The problem. Rewrite the entries below with every "y-tick-label" swapped for "y-axis-label", leaving everything else in the lines unchanged.

Entries on where elements appear:
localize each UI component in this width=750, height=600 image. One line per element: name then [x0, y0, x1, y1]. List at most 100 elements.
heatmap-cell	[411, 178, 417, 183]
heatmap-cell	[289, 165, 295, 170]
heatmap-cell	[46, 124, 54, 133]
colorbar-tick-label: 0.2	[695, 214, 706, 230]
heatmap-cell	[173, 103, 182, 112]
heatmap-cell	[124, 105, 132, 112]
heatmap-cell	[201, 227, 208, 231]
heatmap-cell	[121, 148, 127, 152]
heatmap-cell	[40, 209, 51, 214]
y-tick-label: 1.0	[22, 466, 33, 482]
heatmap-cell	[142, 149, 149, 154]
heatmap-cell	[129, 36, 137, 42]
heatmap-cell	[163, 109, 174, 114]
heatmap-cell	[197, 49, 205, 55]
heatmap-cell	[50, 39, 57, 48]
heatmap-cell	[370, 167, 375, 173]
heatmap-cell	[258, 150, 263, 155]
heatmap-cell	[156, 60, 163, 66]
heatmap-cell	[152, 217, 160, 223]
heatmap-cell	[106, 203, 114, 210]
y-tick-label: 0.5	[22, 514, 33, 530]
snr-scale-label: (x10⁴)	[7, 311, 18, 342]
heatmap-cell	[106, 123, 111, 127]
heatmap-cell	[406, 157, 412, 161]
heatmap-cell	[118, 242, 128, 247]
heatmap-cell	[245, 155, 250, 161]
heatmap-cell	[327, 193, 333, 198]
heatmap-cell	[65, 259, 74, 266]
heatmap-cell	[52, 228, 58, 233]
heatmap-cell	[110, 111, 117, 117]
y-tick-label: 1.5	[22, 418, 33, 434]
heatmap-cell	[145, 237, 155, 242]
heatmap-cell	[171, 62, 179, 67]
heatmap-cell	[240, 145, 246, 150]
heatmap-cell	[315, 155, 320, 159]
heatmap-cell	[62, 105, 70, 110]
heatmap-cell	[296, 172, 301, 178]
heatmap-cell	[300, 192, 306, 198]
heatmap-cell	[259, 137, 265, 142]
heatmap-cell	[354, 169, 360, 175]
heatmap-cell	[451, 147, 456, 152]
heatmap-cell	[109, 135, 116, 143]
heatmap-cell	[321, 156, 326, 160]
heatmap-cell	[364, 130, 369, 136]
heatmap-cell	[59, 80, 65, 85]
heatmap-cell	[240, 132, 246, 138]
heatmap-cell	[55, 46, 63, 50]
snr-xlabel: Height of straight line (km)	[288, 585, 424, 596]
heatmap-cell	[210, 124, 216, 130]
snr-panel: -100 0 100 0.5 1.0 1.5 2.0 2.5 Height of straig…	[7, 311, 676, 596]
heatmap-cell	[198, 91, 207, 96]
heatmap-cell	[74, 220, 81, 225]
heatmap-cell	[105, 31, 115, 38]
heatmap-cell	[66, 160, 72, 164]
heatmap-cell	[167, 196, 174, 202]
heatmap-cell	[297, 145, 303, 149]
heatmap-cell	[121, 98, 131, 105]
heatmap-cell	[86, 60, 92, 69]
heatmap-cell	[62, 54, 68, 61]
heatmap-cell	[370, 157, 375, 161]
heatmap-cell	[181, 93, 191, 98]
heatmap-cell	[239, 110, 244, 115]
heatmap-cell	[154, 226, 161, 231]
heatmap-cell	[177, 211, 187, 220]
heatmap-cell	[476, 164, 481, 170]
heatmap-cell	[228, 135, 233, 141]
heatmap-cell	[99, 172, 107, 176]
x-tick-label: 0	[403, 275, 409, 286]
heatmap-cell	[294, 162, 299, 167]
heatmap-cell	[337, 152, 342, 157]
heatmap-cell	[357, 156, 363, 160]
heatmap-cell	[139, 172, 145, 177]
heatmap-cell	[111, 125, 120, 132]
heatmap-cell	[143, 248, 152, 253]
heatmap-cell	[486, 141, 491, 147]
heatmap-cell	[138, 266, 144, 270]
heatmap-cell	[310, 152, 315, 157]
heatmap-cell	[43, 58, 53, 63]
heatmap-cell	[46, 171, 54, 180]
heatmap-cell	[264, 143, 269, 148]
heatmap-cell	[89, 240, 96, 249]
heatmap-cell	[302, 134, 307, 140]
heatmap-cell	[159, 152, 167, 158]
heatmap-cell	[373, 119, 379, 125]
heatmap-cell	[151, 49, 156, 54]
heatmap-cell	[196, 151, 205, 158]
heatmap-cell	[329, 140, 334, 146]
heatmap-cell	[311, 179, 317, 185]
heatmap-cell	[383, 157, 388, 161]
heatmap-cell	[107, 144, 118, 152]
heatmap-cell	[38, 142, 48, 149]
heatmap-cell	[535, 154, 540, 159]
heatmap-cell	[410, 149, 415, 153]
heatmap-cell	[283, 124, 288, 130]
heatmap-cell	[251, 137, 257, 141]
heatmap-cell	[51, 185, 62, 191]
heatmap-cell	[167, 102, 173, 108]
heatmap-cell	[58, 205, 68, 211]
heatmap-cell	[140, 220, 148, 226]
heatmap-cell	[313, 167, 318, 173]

Answer in full.
localize each UI component in this width=750, height=600 image. One line per element: name then [x0, y0, x1, y1]. List at most 100 elements.
heatmap-cell	[411, 178, 417, 183]
heatmap-cell	[289, 165, 295, 170]
heatmap-cell	[46, 124, 54, 133]
colorbar-tick-label: 0.2	[695, 214, 706, 230]
heatmap-cell	[173, 103, 182, 112]
heatmap-cell	[124, 105, 132, 112]
heatmap-cell	[201, 227, 208, 231]
heatmap-cell	[121, 148, 127, 152]
heatmap-cell	[40, 209, 51, 214]
y-axis-label: 1.0	[22, 466, 33, 482]
heatmap-cell	[142, 149, 149, 154]
heatmap-cell	[129, 36, 137, 42]
heatmap-cell	[163, 109, 174, 114]
heatmap-cell	[197, 49, 205, 55]
heatmap-cell	[50, 39, 57, 48]
heatmap-cell	[370, 167, 375, 173]
heatmap-cell	[258, 150, 263, 155]
heatmap-cell	[156, 60, 163, 66]
heatmap-cell	[152, 217, 160, 223]
heatmap-cell	[106, 203, 114, 210]
y-axis-label: 0.5	[22, 514, 33, 530]
snr-scale-label: (x10⁴)	[7, 311, 18, 342]
heatmap-cell	[106, 123, 111, 127]
heatmap-cell	[406, 157, 412, 161]
heatmap-cell	[118, 242, 128, 247]
heatmap-cell	[245, 155, 250, 161]
heatmap-cell	[327, 193, 333, 198]
heatmap-cell	[65, 259, 74, 266]
heatmap-cell	[52, 228, 58, 233]
heatmap-cell	[110, 111, 117, 117]
y-axis-label: 1.5	[22, 418, 33, 434]
heatmap-cell	[145, 237, 155, 242]
heatmap-cell	[171, 62, 179, 67]
heatmap-cell	[240, 145, 246, 150]
heatmap-cell	[315, 155, 320, 159]
heatmap-cell	[62, 105, 70, 110]
heatmap-cell	[296, 172, 301, 178]
heatmap-cell	[300, 192, 306, 198]
heatmap-cell	[259, 137, 265, 142]
heatmap-cell	[354, 169, 360, 175]
heatmap-cell	[451, 147, 456, 152]
heatmap-cell	[109, 135, 116, 143]
heatmap-cell	[321, 156, 326, 160]
heatmap-cell	[364, 130, 369, 136]
heatmap-cell	[59, 80, 65, 85]
heatmap-cell	[240, 132, 246, 138]
heatmap-cell	[55, 46, 63, 50]
snr-xlabel: Height of straight line (km)	[288, 585, 424, 596]
heatmap-cell	[210, 124, 216, 130]
snr-panel: -100 0 100 0.5 1.0 1.5 2.0 2.5 Height of straig…	[7, 311, 676, 596]
heatmap-cell	[198, 91, 207, 96]
heatmap-cell	[74, 220, 81, 225]
heatmap-cell	[105, 31, 115, 38]
heatmap-cell	[66, 160, 72, 164]
heatmap-cell	[167, 196, 174, 202]
heatmap-cell	[297, 145, 303, 149]
heatmap-cell	[121, 98, 131, 105]
heatmap-cell	[86, 60, 92, 69]
heatmap-cell	[62, 54, 68, 61]
heatmap-cell	[370, 157, 375, 161]
heatmap-cell	[181, 93, 191, 98]
heatmap-cell	[239, 110, 244, 115]
heatmap-cell	[154, 226, 161, 231]
heatmap-cell	[177, 211, 187, 220]
heatmap-cell	[476, 164, 481, 170]
heatmap-cell	[228, 135, 233, 141]
heatmap-cell	[99, 172, 107, 176]
x-tick-label: 0	[403, 275, 409, 286]
heatmap-cell	[294, 162, 299, 167]
heatmap-cell	[337, 152, 342, 157]
heatmap-cell	[357, 156, 363, 160]
heatmap-cell	[139, 172, 145, 177]
heatmap-cell	[111, 125, 120, 132]
heatmap-cell	[143, 248, 152, 253]
heatmap-cell	[486, 141, 491, 147]
heatmap-cell	[138, 266, 144, 270]
heatmap-cell	[310, 152, 315, 157]
heatmap-cell	[43, 58, 53, 63]
heatmap-cell	[46, 171, 54, 180]
heatmap-cell	[264, 143, 269, 148]
heatmap-cell	[89, 240, 96, 249]
heatmap-cell	[302, 134, 307, 140]
heatmap-cell	[159, 152, 167, 158]
heatmap-cell	[373, 119, 379, 125]
heatmap-cell	[151, 49, 156, 54]
heatmap-cell	[196, 151, 205, 158]
heatmap-cell	[329, 140, 334, 146]
heatmap-cell	[311, 179, 317, 185]
heatmap-cell	[383, 157, 388, 161]
heatmap-cell	[107, 144, 118, 152]
heatmap-cell	[38, 142, 48, 149]
heatmap-cell	[535, 154, 540, 159]
heatmap-cell	[410, 149, 415, 153]
heatmap-cell	[283, 124, 288, 130]
heatmap-cell	[251, 137, 257, 141]
heatmap-cell	[51, 185, 62, 191]
heatmap-cell	[167, 102, 173, 108]
heatmap-cell	[58, 205, 68, 211]
heatmap-cell	[140, 220, 148, 226]
heatmap-cell	[313, 167, 318, 173]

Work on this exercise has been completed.